Exercise instructions:
Write the listing below out again exactly, dropping the images.
** Start Material supplied **
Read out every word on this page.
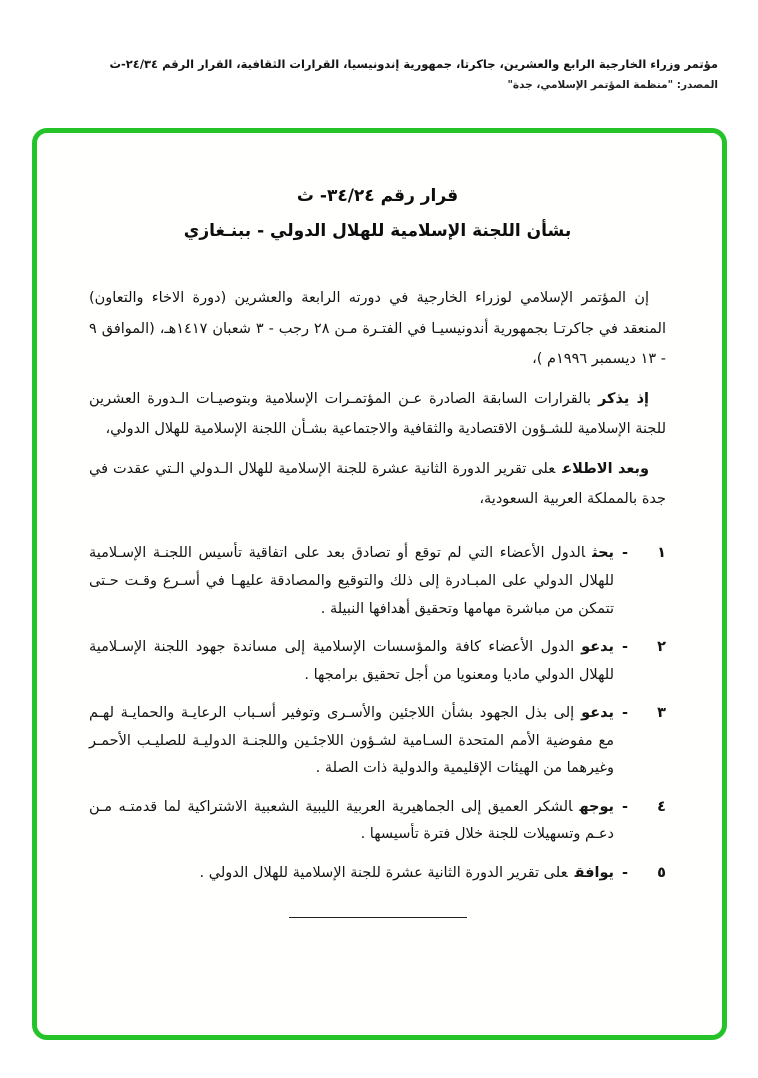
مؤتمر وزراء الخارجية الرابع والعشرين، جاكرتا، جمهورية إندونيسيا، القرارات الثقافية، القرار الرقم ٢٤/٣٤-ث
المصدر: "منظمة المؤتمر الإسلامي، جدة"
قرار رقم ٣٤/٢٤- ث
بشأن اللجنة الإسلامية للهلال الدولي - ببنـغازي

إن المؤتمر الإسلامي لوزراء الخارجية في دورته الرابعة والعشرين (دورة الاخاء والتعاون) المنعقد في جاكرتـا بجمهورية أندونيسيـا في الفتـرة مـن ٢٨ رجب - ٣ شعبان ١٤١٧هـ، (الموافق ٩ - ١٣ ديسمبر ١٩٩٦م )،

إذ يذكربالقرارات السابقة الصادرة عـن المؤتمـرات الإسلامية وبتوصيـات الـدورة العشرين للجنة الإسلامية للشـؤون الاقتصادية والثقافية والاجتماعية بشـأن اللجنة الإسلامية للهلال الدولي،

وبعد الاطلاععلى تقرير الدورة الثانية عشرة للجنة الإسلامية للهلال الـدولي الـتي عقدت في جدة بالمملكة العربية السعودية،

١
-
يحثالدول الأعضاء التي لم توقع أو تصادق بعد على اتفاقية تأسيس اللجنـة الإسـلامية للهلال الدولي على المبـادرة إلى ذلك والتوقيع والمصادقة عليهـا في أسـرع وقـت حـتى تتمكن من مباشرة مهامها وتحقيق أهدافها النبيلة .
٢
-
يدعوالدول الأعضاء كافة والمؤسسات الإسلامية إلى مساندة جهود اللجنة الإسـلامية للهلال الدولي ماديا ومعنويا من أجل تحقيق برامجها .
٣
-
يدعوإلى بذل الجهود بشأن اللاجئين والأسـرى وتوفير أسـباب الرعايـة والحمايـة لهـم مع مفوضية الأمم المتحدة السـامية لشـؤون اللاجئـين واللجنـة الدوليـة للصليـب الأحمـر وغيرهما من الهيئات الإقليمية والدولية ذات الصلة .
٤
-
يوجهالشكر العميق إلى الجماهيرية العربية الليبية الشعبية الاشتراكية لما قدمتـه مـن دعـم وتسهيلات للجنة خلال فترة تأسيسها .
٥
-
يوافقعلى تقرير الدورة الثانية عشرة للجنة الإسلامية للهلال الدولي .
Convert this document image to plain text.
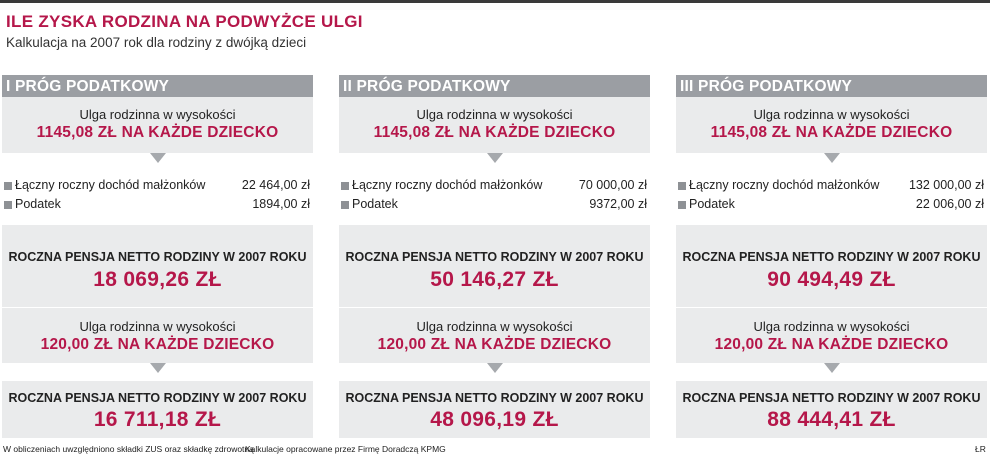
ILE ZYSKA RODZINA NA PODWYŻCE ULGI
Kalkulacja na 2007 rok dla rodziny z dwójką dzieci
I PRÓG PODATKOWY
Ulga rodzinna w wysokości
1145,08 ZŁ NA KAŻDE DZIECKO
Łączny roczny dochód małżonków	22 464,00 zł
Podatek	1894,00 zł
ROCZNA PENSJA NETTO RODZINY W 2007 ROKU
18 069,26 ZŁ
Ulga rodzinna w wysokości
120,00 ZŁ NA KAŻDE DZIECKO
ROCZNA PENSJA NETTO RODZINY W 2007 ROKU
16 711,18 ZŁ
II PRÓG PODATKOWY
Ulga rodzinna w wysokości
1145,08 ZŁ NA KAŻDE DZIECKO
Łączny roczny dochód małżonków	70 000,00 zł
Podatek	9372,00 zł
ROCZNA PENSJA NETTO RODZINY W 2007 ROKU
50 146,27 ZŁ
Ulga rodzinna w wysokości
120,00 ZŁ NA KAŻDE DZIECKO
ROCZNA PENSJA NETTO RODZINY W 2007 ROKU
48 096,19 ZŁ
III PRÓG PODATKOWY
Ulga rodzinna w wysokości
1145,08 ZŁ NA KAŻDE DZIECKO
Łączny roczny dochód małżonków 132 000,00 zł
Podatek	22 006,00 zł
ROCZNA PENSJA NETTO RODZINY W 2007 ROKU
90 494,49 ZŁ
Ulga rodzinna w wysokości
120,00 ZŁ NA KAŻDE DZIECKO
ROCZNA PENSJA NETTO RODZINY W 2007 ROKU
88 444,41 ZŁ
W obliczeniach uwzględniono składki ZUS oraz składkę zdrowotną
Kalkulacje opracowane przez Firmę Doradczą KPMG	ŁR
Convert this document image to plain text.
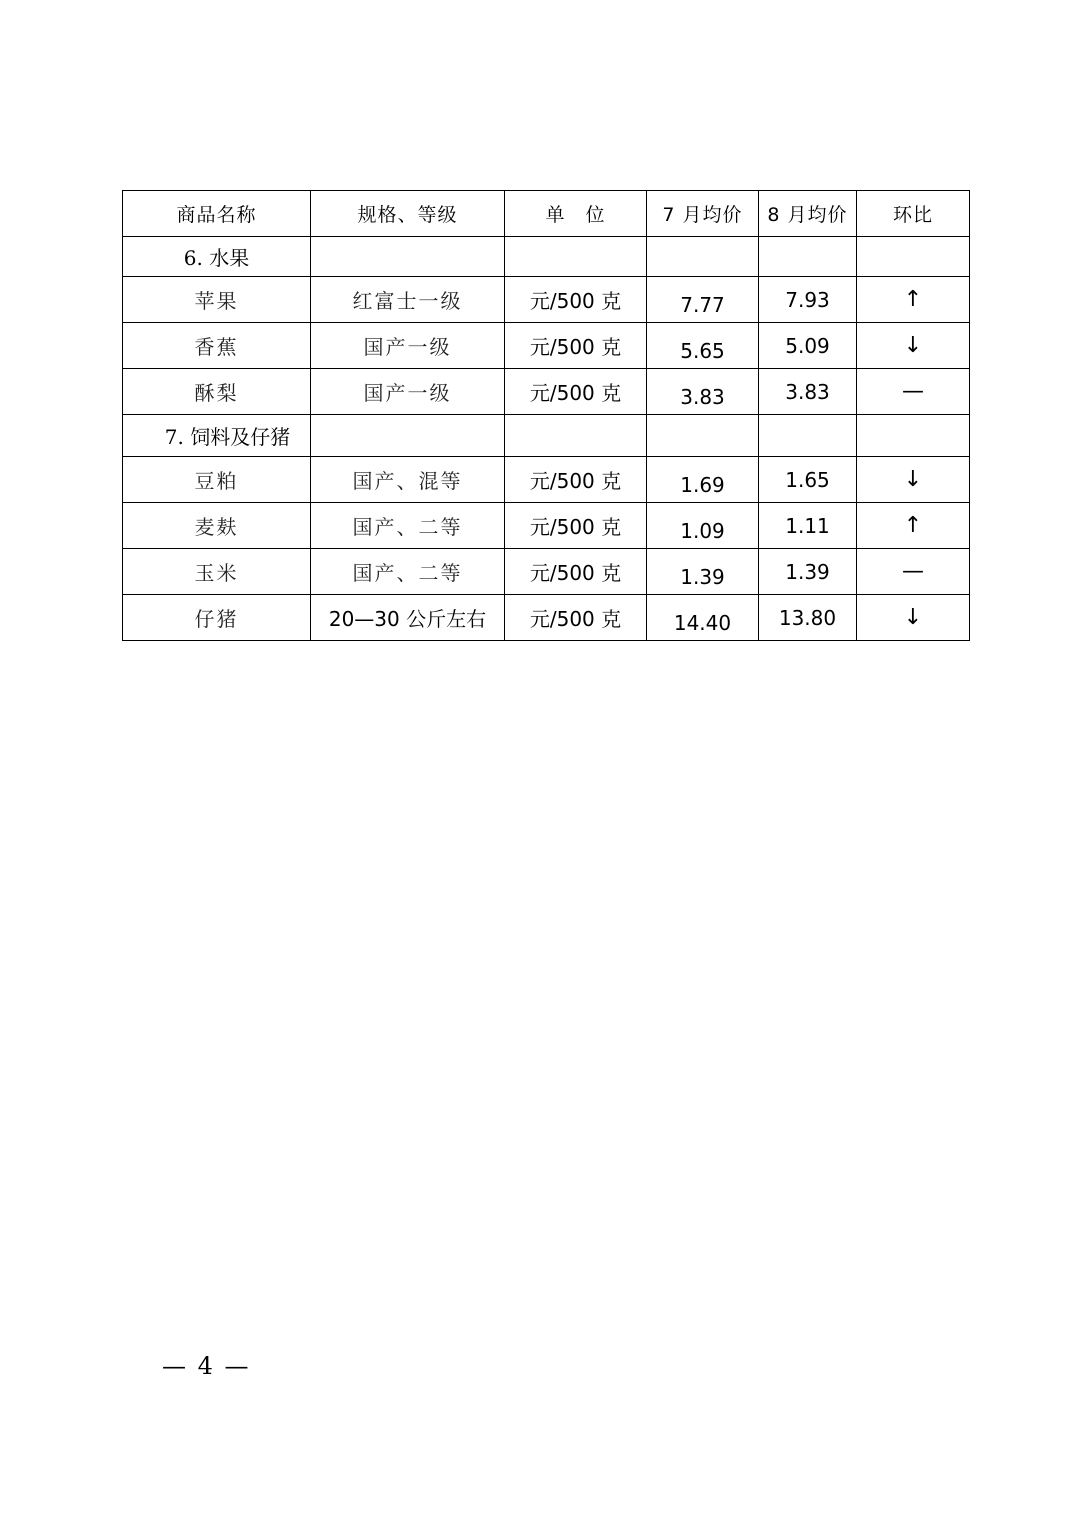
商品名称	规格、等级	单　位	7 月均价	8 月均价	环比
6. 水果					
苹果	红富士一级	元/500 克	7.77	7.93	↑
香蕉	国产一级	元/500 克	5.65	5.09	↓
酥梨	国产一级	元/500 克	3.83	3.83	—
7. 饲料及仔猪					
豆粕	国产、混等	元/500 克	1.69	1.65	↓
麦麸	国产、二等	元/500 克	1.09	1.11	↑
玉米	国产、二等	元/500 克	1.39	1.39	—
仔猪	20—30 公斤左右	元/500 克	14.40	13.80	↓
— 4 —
** End Material supplied **
Output for this task:
Read out every word on this page.
مؤتمر وزراء الخارجية الرابع والعشرين، جاكرتا، جمهورية إندونيسيا، القرارات الثقافية، القرار الرقم ٢٤/٣٤-ث
المصدر: "منظمة المؤتمر الإسلامي، جدة"
قرار رقم ٣٤/٢٤- ث
بشأن اللجنة الإسلامية للهلال الدولي - ببنـغازي

إن المؤتمر الإسلامي لوزراء الخارجية في دورته الرابعة والعشرين (دورة الاخاء والتعاون) المنعقد في جاكرتـا بجمهورية أندونيسيـا في الفتـرة مـن ٢٨ رجب - ٣ شعبان ١٤١٧هـ، (الموافق ٩ - ١٣ ديسمبر ١٩٩٦م )،

إذ يذكربالقرارات السابقة الصادرة عـن المؤتمـرات الإسلامية وبتوصيـات الـدورة العشرين للجنة الإسلامية للشـؤون الاقتصادية والثقافية والاجتماعية بشـأن اللجنة الإسلامية للهلال الدولي،

وبعد الاطلاععلى تقرير الدورة الثانية عشرة للجنة الإسلامية للهلال الـدولي الـتي عقدت في جدة بالمملكة العربية السعودية،

١
-
يحثالدول الأعضاء التي لم توقع أو تصادق بعد على اتفاقية تأسيس اللجنـة الإسـلامية للهلال الدولي على المبـادرة إلى ذلك والتوقيع والمصادقة عليهـا في أسـرع وقـت حـتى تتمكن من مباشرة مهامها وتحقيق أهدافها النبيلة .
٢
-
يدعوالدول الأعضاء كافة والمؤسسات الإسلامية إلى مساندة جهود اللجنة الإسـلامية للهلال الدولي ماديا ومعنويا من أجل تحقيق برامجها .
٣
-
يدعوإلى بذل الجهود بشأن اللاجئين والأسـرى وتوفير أسـباب الرعايـة والحمايـة لهـم مع مفوضية الأمم المتحدة السـامية لشـؤون اللاجئـين واللجنـة الدوليـة للصليـب الأحمـر وغيرهما من الهيئات الإقليمية والدولية ذات الصلة .
٤
-
يوجهالشكر العميق إلى الجماهيرية العربية الليبية الشعبية الاشتراكية لما قدمتـه مـن دعـم وتسهيلات للجنة خلال فترة تأسيسها .
٥
-
يوافقعلى تقرير الدورة الثانية عشرة للجنة الإسلامية للهلال الدولي .
Convert this document image to plain text.
ILE ZYSKA RODZINA NA PODWYŻCE ULGI
Kalkulacja na 2007 rok dla rodziny z dwójką dzieci
I PRÓG PODATKOWY
Ulga rodzinna w wysokości
1145,08 ZŁ NA KAŻDE DZIECKO
Łączny roczny dochód małżonków	22 464,00 zł
Podatek	1894,00 zł
ROCZNA PENSJA NETTO RODZINY W 2007 ROKU
18 069,26 ZŁ
Ulga rodzinna w wysokości
120,00 ZŁ NA KAŻDE DZIECKO
ROCZNA PENSJA NETTO RODZINY W 2007 ROKU
16 711,18 ZŁ
II PRÓG PODATKOWY
Ulga rodzinna w wysokości
1145,08 ZŁ NA KAŻDE DZIECKO
Łączny roczny dochód małżonków	70 000,00 zł
Podatek	9372,00 zł
ROCZNA PENSJA NETTO RODZINY W 2007 ROKU
50 146,27 ZŁ
Ulga rodzinna w wysokości
120,00 ZŁ NA KAŻDE DZIECKO
ROCZNA PENSJA NETTO RODZINY W 2007 ROKU
48 096,19 ZŁ
III PRÓG PODATKOWY
Ulga rodzinna w wysokości
1145,08 ZŁ NA KAŻDE DZIECKO
Łączny roczny dochód małżonków 132 000,00 zł
Podatek	22 006,00 zł
ROCZNA PENSJA NETTO RODZINY W 2007 ROKU
90 494,49 ZŁ
Ulga rodzinna w wysokości
120,00 ZŁ NA KAŻDE DZIECKO
ROCZNA PENSJA NETTO RODZINY W 2007 ROKU
88 444,41 ZŁ
W obliczeniach uwzględniono składki ZUS oraz składkę zdrowotną
Kalkulacje opracowane przez Firmę Doradczą KPMG	ŁR
Convert this document image to plain text.
商品名称	规格、等级	单　位	7 月均价	8 月均价	环比
6. 水果					
苹果	红富士一级	元/500 克	7.77	7.93	↑
香蕉	国产一级	元/500 克	5.65	5.09	↓
酥梨	国产一级	元/500 克	3.83	3.83	—
7. 饲料及仔猪					
豆粕	国产、混等	元/500 克	1.69	1.65	↓
麦麸	国产、二等	元/500 克	1.09	1.11	↑
玉米	国产、二等	元/500 克	1.39	1.39	—
仔猪	20—30 公斤左右	元/500 克	14.40	13.80	↓
— 4 —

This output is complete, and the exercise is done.